= Exercise instructions =
Read the material below and tally how many lines hold the word "download", giving the number and nothing else.

= Provided records =
* * * *
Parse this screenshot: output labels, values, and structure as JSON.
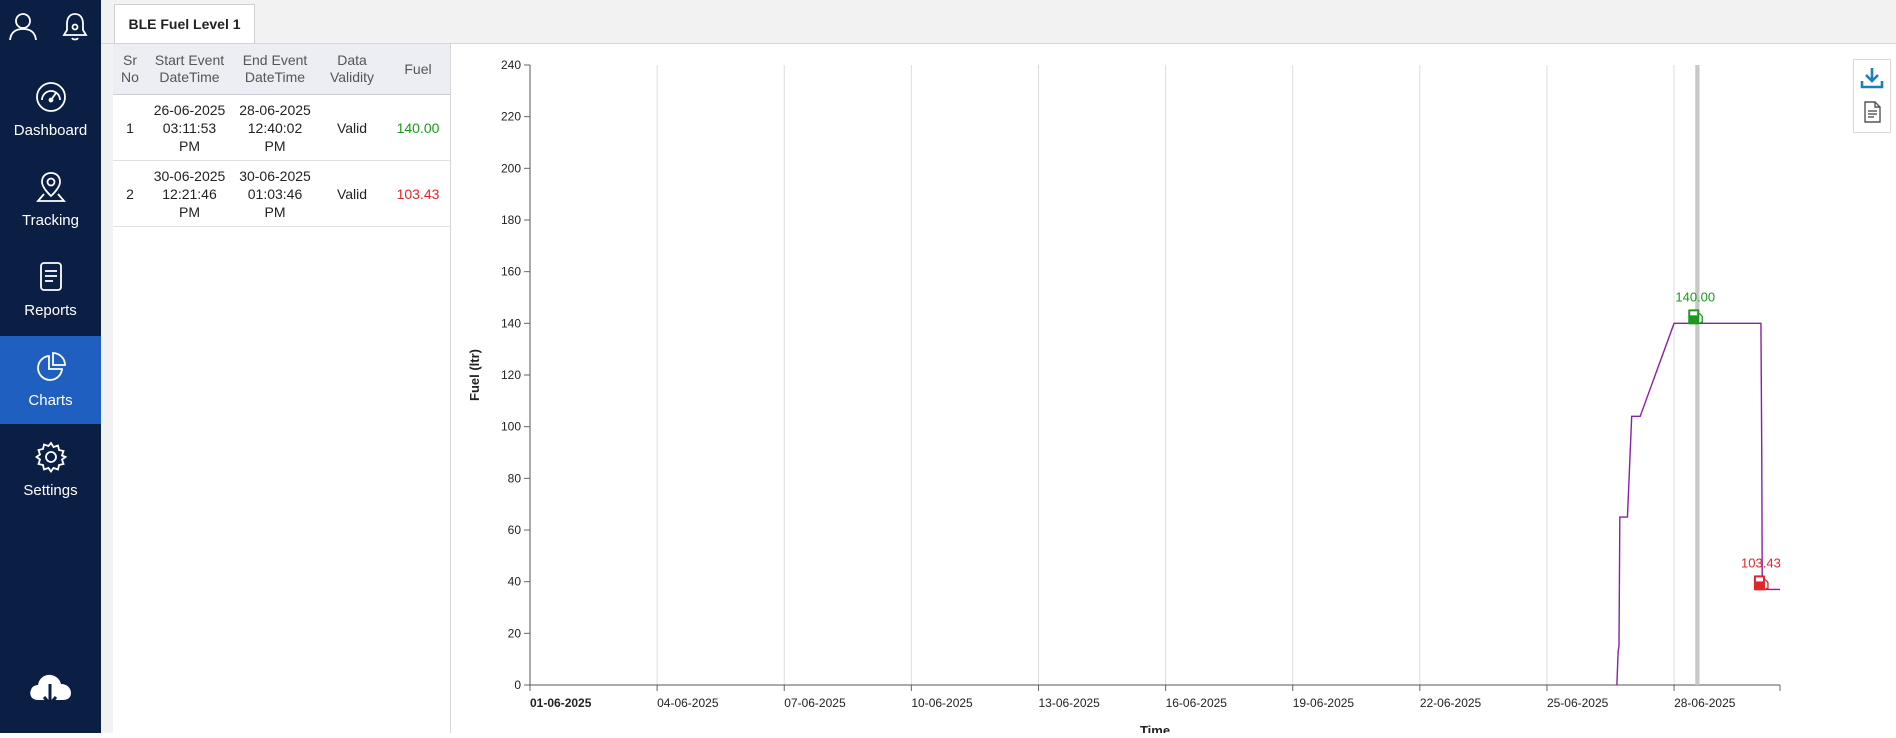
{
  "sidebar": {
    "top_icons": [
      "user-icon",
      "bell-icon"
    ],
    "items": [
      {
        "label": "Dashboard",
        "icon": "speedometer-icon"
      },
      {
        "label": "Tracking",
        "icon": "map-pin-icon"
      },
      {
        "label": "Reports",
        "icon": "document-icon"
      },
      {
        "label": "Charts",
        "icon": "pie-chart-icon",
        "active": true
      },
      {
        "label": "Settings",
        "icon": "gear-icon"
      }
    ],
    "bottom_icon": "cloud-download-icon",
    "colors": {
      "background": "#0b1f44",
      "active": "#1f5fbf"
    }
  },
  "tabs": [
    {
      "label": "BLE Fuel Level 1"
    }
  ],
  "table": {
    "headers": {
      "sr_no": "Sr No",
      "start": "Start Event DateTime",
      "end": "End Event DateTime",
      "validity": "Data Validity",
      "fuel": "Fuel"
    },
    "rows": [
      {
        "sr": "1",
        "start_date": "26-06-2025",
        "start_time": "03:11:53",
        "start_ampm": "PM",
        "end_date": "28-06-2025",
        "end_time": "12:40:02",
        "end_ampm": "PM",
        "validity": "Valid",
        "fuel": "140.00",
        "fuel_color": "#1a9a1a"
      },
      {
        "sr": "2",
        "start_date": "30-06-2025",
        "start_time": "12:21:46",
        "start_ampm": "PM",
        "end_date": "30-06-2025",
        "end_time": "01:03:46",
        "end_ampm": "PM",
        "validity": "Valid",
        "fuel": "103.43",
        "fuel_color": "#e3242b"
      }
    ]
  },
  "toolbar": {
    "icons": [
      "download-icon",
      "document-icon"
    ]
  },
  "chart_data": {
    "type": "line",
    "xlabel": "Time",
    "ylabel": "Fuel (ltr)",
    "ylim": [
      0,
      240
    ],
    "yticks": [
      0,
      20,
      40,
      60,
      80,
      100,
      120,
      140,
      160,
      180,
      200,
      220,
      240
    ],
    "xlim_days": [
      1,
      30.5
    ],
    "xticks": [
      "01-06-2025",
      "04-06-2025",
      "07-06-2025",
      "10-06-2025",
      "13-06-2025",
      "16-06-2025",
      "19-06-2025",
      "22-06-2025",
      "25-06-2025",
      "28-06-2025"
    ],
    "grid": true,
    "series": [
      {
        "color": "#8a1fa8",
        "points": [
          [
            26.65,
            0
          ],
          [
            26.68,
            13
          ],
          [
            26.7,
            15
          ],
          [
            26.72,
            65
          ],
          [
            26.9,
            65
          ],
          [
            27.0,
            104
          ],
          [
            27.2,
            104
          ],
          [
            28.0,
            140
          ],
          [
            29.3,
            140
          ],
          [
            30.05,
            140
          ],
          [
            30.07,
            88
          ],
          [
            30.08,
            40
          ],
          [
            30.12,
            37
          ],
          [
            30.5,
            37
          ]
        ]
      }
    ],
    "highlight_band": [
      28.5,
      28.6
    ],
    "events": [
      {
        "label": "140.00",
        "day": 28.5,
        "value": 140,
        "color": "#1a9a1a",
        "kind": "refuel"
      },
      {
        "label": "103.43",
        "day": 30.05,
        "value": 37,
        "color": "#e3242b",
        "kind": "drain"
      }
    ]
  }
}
* * * *
= The response =
2